== TEKS DOKUMEN ==
★ ★ ★ ★

WARTAALENGKA, Cianjur - Konflik lahan yang terjadi di kawasan
Kemang, Jakarta Selatan, antara pihak Lippo Group dengan sejumlah warga yang
disebut menduduki tanah secara ilegal, kembali memantik sorotan publik. Dalam
dinamika sengketa tersebut, muncul dugaan kuat adanya praktik mafia tanah yang
memperkeruh persoalan hukum dan sosial di balik bentrokan yang sempat terjadi
di lapangan.
Peristiwa ini bermula dari bentrokan
antara sekelompok massa yang diduga sebagai preman dengan petugas keamanan di
lahan sengketa yang terletak di Jl. Kemang Timur Raya. Lahan seluas lebih dari
2.000 meter persegi tersebut diklaim Lippo Group sebagai milik sah perusahaan
sejak tahun 2014.
Dalam pernyataan resminya, pihak Lippo
melalui anak usaha mereka, PT Kemang Jaya Raya, menyebut bahwa mereka memiliki
sertifikat Hak Guna Bangunan (HGB) yang sah atas lahan tersebut. Sertifikat itu
tercatat atas nama perusahaan dan telah diperkuat oleh keputusan pengadilan.
Namun, sejak Maret 2025, lahan
tersebut dikabarkan diduduki secara sepihak oleh sekelompok orang yang disebut
oleh Lippo sebagai preman. Mereka mendirikan bangunan liar dan mengklaim bahwa
tanah itu milik warga.
Senior Executive Director Lippo Group,
Danang Kemayan Jati, menegaskan bahwa pihaknya telah melakukan berbagai upaya
hukum dan administrasi sebelum akhirnya mengambil langkah pengamanan. Ia juga
menuding ada pihak-pihak tertentu yang memanipulasi hukum pertanahan untuk
memperoleh keuntungan dari konflik ini.
“Kami pemilik sah berdasarkan dokumen
hukum resmi. Ini adalah bentuk perampasan lahan yang difasilitasi oleh
oknum-oknum yang bermain di sektor pertanahan,” kata Danang dalam keterangan
tertulisnya.
Sementara itu, sebagian warga menyebut
bahwa mereka telah menempati kawasan tersebut sejak puluhan tahun lalu dan
memiliki bukti pembayaran pajak bumi dan bangunan (PBB). Namun, status legal
atas hak atas tanah masih menjadi persoalan, terutama karena tidak semua warga
memiliki sertifikat hak milik.
Pengamat hukum agraria dari
Universitas Indonesia, Iwan Nurdin, menyebut bahwa konflik ini menjadi cerminan
klasik dari sengkarut pertanahan di Jakarta. “Ketika sistem administrasi tanah
tidak terintegrasi dengan baik dan ada celah dalam regulasi, mafia tanah bisa
bermain dengan leluasa,” katanya.

★ ★ ★ ★

== MATERI ==

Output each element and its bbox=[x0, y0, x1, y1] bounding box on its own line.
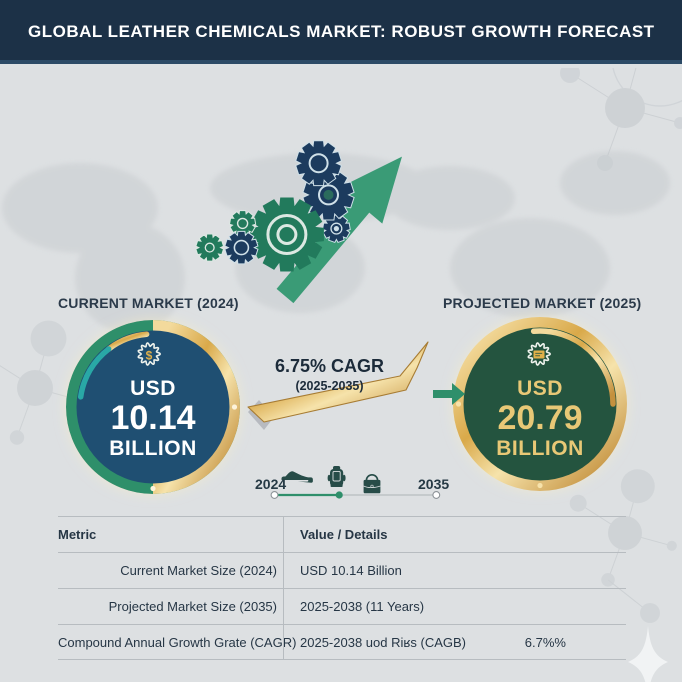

★ ★ ★ ★

== TUGAS YANG DIKERJAKAN ==
**A)** Menurut berita tentang sengketa lahan di Kemang, sejak tahun berapa Lippo Group mengklaim lahan tersebut sebagai milik sah perusahaan?
**B)** Kutiplah bagian berita tentang sengketa lahan di Kemang antara "Namun, sejak Maret" dan "tertulisnya.", termasuk kedua bagian tersebut.
**C)** Tuliskan lanjutan berita tentang sengketa lahan di Kemang, dimulai setelah kalimat terakhir yang tercantum.

== DAFTAR JAWABAN ==
**A)** Sejak tahun 2014.

**B)**
Namun, sejak Maret 2025, lahan
tersebut dikabarkan diduduki secara sepihak oleh sekelompok orang yang disebut
oleh Lippo sebagai preman. Mereka mendirikan bangunan liar dan mengklaim bahwa
tanah itu milik warga.
Senior Executive Director Lippo Group,
Danang Kemayan Jati, menegaskan bahwa pihaknya telah melakukan berbagai upaya
hukum dan administrasi sebelum akhirnya mengambil langkah pengamanan. Ia juga
menuding ada pihak-pihak tertentu yang memanipulasi hukum pertanahan untuk
memperoleh keuntungan dari konflik ini.
“Kami pemilik sah berdasarkan dokumen
hukum resmi. Ini adalah bentuk perampasan lahan yang difasilitasi oleh
oknum-oknum yang bermain di sektor pertanahan,” kata Danang dalam keterangan
tertulisnya.

**C)**
Iwan menilai bahwa konflik seperti ini
menunjukkan kelemahan negara dalam melakukan reforma agraria secara menyeluruh.
“Kita tidak bisa hanya mengandalkan sertifikat. Banyak kasus di mana sertifikat
tumpang tindih atau terbit di atas lahan yang bermasalah,” lanjutnya.
Pihak kepolisian sejauh ini masih
melakukan penyelidikan terhadap kejadian bentrokan tersebut. Beberapa saksi
telah diperiksa, termasuk dari pihak Lippo Group dan perwakilan warga yang
tinggal di sekitar lokasi. Pihak kepolisian juga belum menyebutkan adanya
tersangka terkait dugaan pelanggaran hukum dalam kasus pendudukan lahan
tersebut.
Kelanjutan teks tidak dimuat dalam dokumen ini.